**Exercise**: Repeat all the records exactly, omitting pictures.

-------- Task inputs --------

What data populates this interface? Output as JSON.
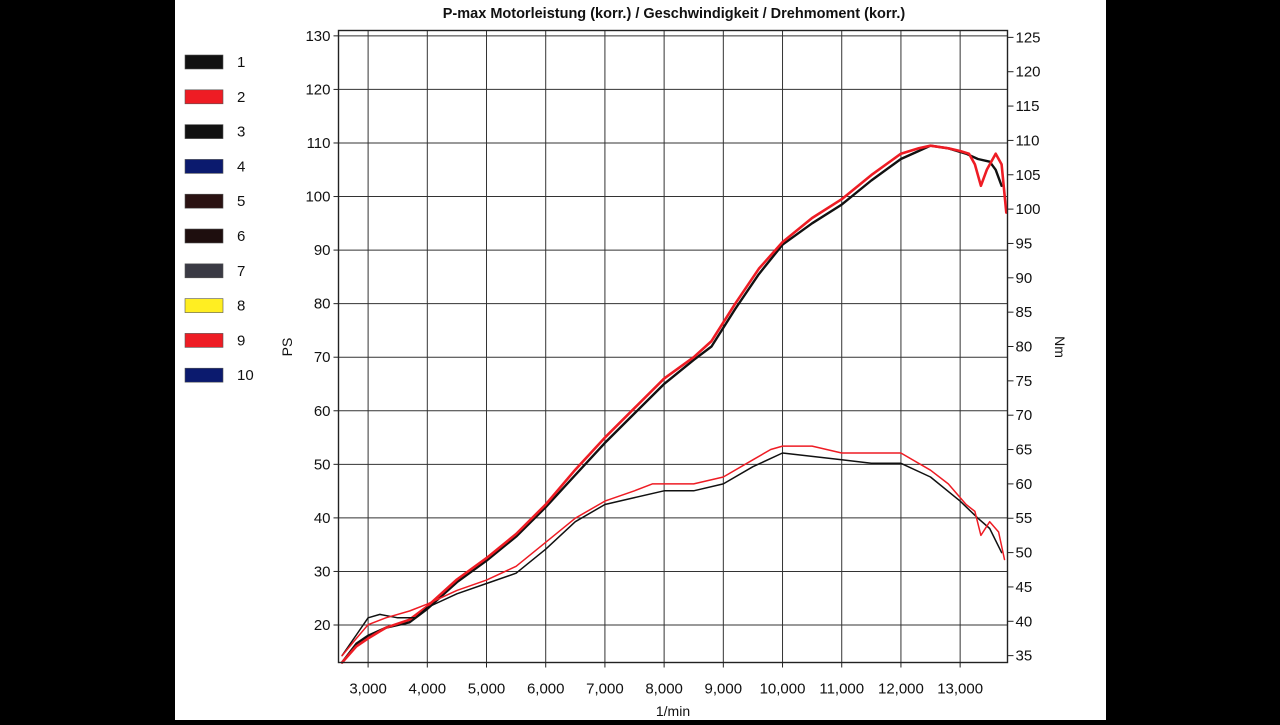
{
  "chart_data": {
    "type": "line",
    "title": "P-max Motorleistung (korr.) / Geschwindigkeit / Drehmoment (korr.)",
    "xlabel": "1/min",
    "ylabel": "PS",
    "y2label": "Nm",
    "xlim": [
      2500,
      13800
    ],
    "ylim": [
      13,
      131
    ],
    "y2lim": [
      34,
      126
    ],
    "x_ticks": [
      3000,
      4000,
      5000,
      6000,
      7000,
      8000,
      9000,
      10000,
      11000,
      12000,
      13000
    ],
    "x_tick_labels": [
      "3,000",
      "4,000",
      "5,000",
      "6,000",
      "7,000",
      "8,000",
      "9,000",
      "10,000",
      "11,000",
      "12,000",
      "13,000"
    ],
    "y_ticks": [
      20,
      30,
      40,
      50,
      60,
      70,
      80,
      90,
      100,
      110,
      120,
      130
    ],
    "y2_ticks": [
      35,
      40,
      45,
      50,
      55,
      60,
      65,
      70,
      75,
      80,
      85,
      90,
      95,
      100,
      105,
      110,
      115,
      120,
      125
    ],
    "grid": true,
    "legend": {
      "position": "left",
      "entries": [
        {
          "label": "1",
          "color": "#111111"
        },
        {
          "label": "2",
          "color": "#ee1c24"
        },
        {
          "label": "3",
          "color": "#111111"
        },
        {
          "label": "4",
          "color": "#0b1a6e"
        },
        {
          "label": "5",
          "color": "#2a1212"
        },
        {
          "label": "6",
          "color": "#1e0e0e"
        },
        {
          "label": "7",
          "color": "#3a3a44"
        },
        {
          "label": "8",
          "color": "#ffee22"
        },
        {
          "label": "9",
          "color": "#ee1c24"
        },
        {
          "label": "10",
          "color": "#0b1a6e"
        }
      ]
    },
    "series": [
      {
        "axis": "left",
        "color": "#111111",
        "width": 2.4,
        "x": [
          2560,
          2800,
          3000,
          3300,
          3700,
          4000,
          4500,
          5000,
          5500,
          6000,
          6500,
          7000,
          7500,
          8000,
          8500,
          8800,
          9200,
          9600,
          10000,
          10500,
          11000,
          11500,
          12000,
          12300,
          12500,
          12800,
          13100,
          13300,
          13500,
          13600,
          13700
        ],
        "y": [
          13,
          16.5,
          18,
          19.5,
          20.5,
          23,
          28,
          32,
          36.5,
          42,
          48,
          54,
          59.5,
          65,
          69.5,
          72,
          79,
          85.5,
          91,
          95,
          98.5,
          103,
          107,
          108.5,
          109.5,
          109,
          108,
          107,
          106.5,
          105,
          102
        ]
      },
      {
        "axis": "left",
        "color": "#ee1c24",
        "width": 2.6,
        "x": [
          2560,
          2800,
          3000,
          3300,
          3700,
          4000,
          4500,
          5000,
          5500,
          6000,
          6500,
          7000,
          7500,
          8000,
          8500,
          8800,
          9200,
          9600,
          10000,
          10500,
          11000,
          11500,
          12000,
          12300,
          12500,
          12800,
          13000,
          13150,
          13250,
          13350,
          13450,
          13600,
          13700,
          13780
        ],
        "y": [
          13,
          16,
          17.5,
          19.5,
          21,
          23.5,
          28.5,
          32.5,
          37,
          42.5,
          49,
          55,
          60.5,
          66,
          70,
          73,
          80,
          86.5,
          91.5,
          96,
          99.5,
          104,
          108,
          109,
          109.5,
          109,
          108.5,
          108,
          106,
          102,
          105,
          108,
          106,
          97
        ]
      },
      {
        "axis": "right",
        "color": "#111111",
        "width": 1.5,
        "x": [
          2560,
          2800,
          3000,
          3200,
          3500,
          3800,
          4000,
          4500,
          5000,
          5500,
          6000,
          6500,
          7000,
          7500,
          8000,
          8500,
          9000,
          9500,
          10000,
          10500,
          11000,
          11500,
          12000,
          12500,
          13000,
          13300,
          13500,
          13700
        ],
        "y": [
          35,
          38,
          40.5,
          41,
          40.5,
          40.5,
          42,
          44,
          45.5,
          47,
          50.5,
          54.5,
          57,
          58,
          59,
          59,
          60,
          62.5,
          64.5,
          64,
          63.5,
          63,
          63,
          61,
          57.5,
          55,
          53.5,
          50
        ]
      },
      {
        "axis": "right",
        "color": "#ee1c24",
        "width": 1.5,
        "x": [
          2560,
          2800,
          3000,
          3300,
          3700,
          4000,
          4500,
          5000,
          5500,
          6000,
          6500,
          7000,
          7500,
          7800,
          8000,
          8500,
          9000,
          9500,
          9800,
          10000,
          10500,
          11000,
          11500,
          12000,
          12500,
          12800,
          13100,
          13250,
          13350,
          13500,
          13650,
          13750
        ],
        "y": [
          35,
          37.5,
          39.5,
          40.5,
          41.5,
          42.5,
          44.5,
          46,
          48,
          51.5,
          55,
          57.5,
          59,
          60,
          60,
          60,
          61,
          63.5,
          65,
          65.5,
          65.5,
          64.5,
          64.5,
          64.5,
          62,
          60,
          57,
          56,
          52.5,
          54.5,
          53,
          49
        ]
      }
    ]
  }
}
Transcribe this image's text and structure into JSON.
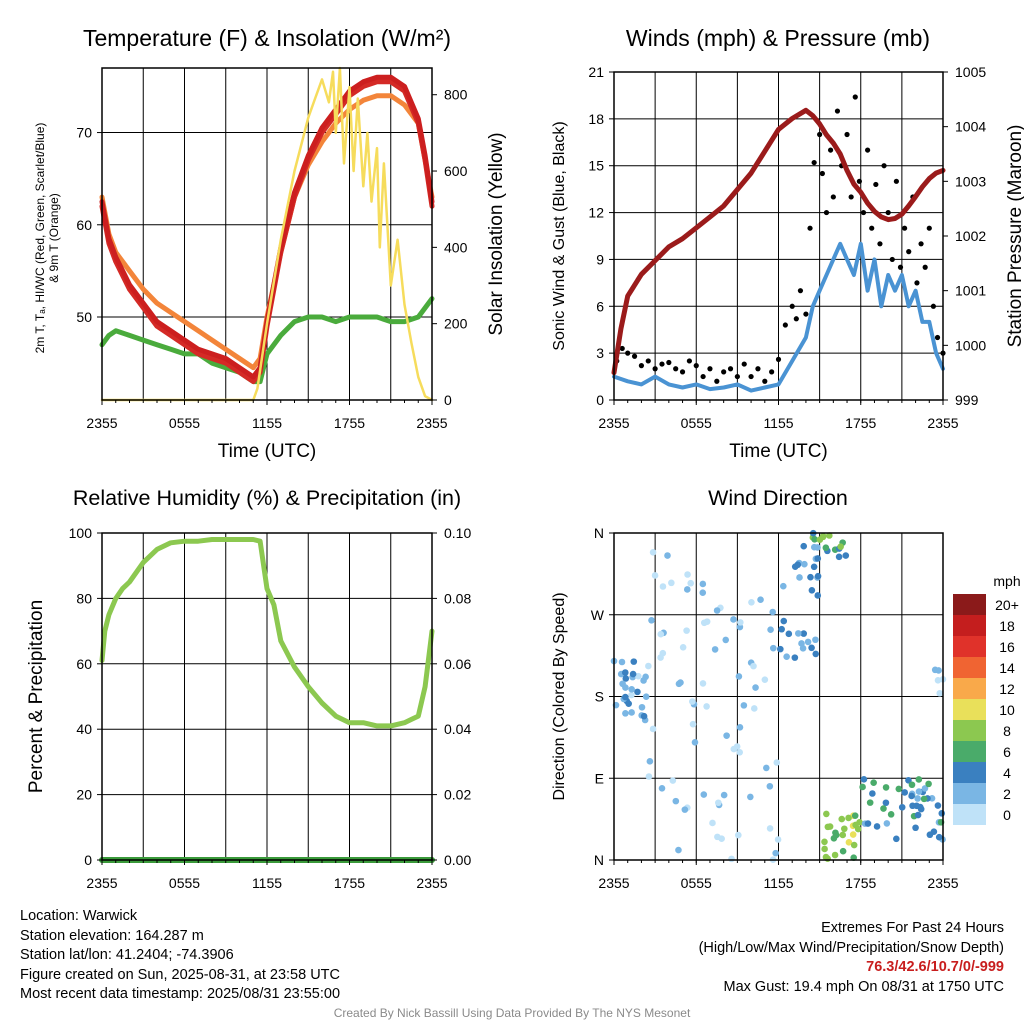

--------

**Correct result**:
What data populates this interface? Output as JSON.
{
  "chart_data": {
    "type": "line",
    "title": "P-max Motorleistung (korr.) / Geschwindigkeit / Drehmoment (korr.)",
    "xlabel": "1/min",
    "ylabel": "PS",
    "y2label": "Nm",
    "xlim": [
      2500,
      13800
    ],
    "ylim": [
      13,
      131
    ],
    "y2lim": [
      34,
      126
    ],
    "x_ticks": [
      3000,
      4000,
      5000,
      6000,
      7000,
      8000,
      9000,
      10000,
      11000,
      12000,
      13000
    ],
    "x_tick_labels": [
      "3,000",
      "4,000",
      "5,000",
      "6,000",
      "7,000",
      "8,000",
      "9,000",
      "10,000",
      "11,000",
      "12,000",
      "13,000"
    ],
    "y_ticks": [
      20,
      30,
      40,
      50,
      60,
      70,
      80,
      90,
      100,
      110,
      120,
      130
    ],
    "y2_ticks": [
      35,
      40,
      45,
      50,
      55,
      60,
      65,
      70,
      75,
      80,
      85,
      90,
      95,
      100,
      105,
      110,
      115,
      120,
      125
    ],
    "grid": true,
    "legend": {
      "position": "left",
      "entries": [
        {
          "label": "1",
          "color": "#111111"
        },
        {
          "label": "2",
          "color": "#ee1c24"
        },
        {
          "label": "3",
          "color": "#111111"
        },
        {
          "label": "4",
          "color": "#0b1a6e"
        },
        {
          "label": "5",
          "color": "#2a1212"
        },
        {
          "label": "6",
          "color": "#1e0e0e"
        },
        {
          "label": "7",
          "color": "#3a3a44"
        },
        {
          "label": "8",
          "color": "#ffee22"
        },
        {
          "label": "9",
          "color": "#ee1c24"
        },
        {
          "label": "10",
          "color": "#0b1a6e"
        }
      ]
    },
    "series": [
      {
        "axis": "left",
        "color": "#111111",
        "width": 2.4,
        "x": [
          2560,
          2800,
          3000,
          3300,
          3700,
          4000,
          4500,
          5000,
          5500,
          6000,
          6500,
          7000,
          7500,
          8000,
          8500,
          8800,
          9200,
          9600,
          10000,
          10500,
          11000,
          11500,
          12000,
          12300,
          12500,
          12800,
          13100,
          13300,
          13500,
          13600,
          13700
        ],
        "y": [
          13,
          16.5,
          18,
          19.5,
          20.5,
          23,
          28,
          32,
          36.5,
          42,
          48,
          54,
          59.5,
          65,
          69.5,
          72,
          79,
          85.5,
          91,
          95,
          98.5,
          103,
          107,
          108.5,
          109.5,
          109,
          108,
          107,
          106.5,
          105,
          102
        ]
      },
      {
        "axis": "left",
        "color": "#ee1c24",
        "width": 2.6,
        "x": [
          2560,
          2800,
          3000,
          3300,
          3700,
          4000,
          4500,
          5000,
          5500,
          6000,
          6500,
          7000,
          7500,
          8000,
          8500,
          8800,
          9200,
          9600,
          10000,
          10500,
          11000,
          11500,
          12000,
          12300,
          12500,
          12800,
          13000,
          13150,
          13250,
          13350,
          13450,
          13600,
          13700,
          13780
        ],
        "y": [
          13,
          16,
          17.5,
          19.5,
          21,
          23.5,
          28.5,
          32.5,
          37,
          42.5,
          49,
          55,
          60.5,
          66,
          70,
          73,
          80,
          86.5,
          91.5,
          96,
          99.5,
          104,
          108,
          109,
          109.5,
          109,
          108.5,
          108,
          106,
          102,
          105,
          108,
          106,
          97
        ]
      },
      {
        "axis": "right",
        "color": "#111111",
        "width": 1.5,
        "x": [
          2560,
          2800,
          3000,
          3200,
          3500,
          3800,
          4000,
          4500,
          5000,
          5500,
          6000,
          6500,
          7000,
          7500,
          8000,
          8500,
          9000,
          9500,
          10000,
          10500,
          11000,
          11500,
          12000,
          12500,
          13000,
          13300,
          13500,
          13700
        ],
        "y": [
          35,
          38,
          40.5,
          41,
          40.5,
          40.5,
          42,
          44,
          45.5,
          47,
          50.5,
          54.5,
          57,
          58,
          59,
          59,
          60,
          62.5,
          64.5,
          64,
          63.5,
          63,
          63,
          61,
          57.5,
          55,
          53.5,
          50
        ]
      },
      {
        "axis": "right",
        "color": "#ee1c24",
        "width": 1.5,
        "x": [
          2560,
          2800,
          3000,
          3300,
          3700,
          4000,
          4500,
          5000,
          5500,
          6000,
          6500,
          7000,
          7500,
          7800,
          8000,
          8500,
          9000,
          9500,
          9800,
          10000,
          10500,
          11000,
          11500,
          12000,
          12500,
          12800,
          13100,
          13250,
          13350,
          13500,
          13650,
          13750
        ],
        "y": [
          35,
          37.5,
          39.5,
          40.5,
          41.5,
          42.5,
          44.5,
          46,
          48,
          51.5,
          55,
          57.5,
          59,
          60,
          60,
          60,
          61,
          63.5,
          65,
          65.5,
          65.5,
          64.5,
          64.5,
          64.5,
          62,
          60,
          57,
          56,
          52.5,
          54.5,
          53,
          49
        ]
      }
    ]
  }
}
Transcribe this image's text and structure into JSON.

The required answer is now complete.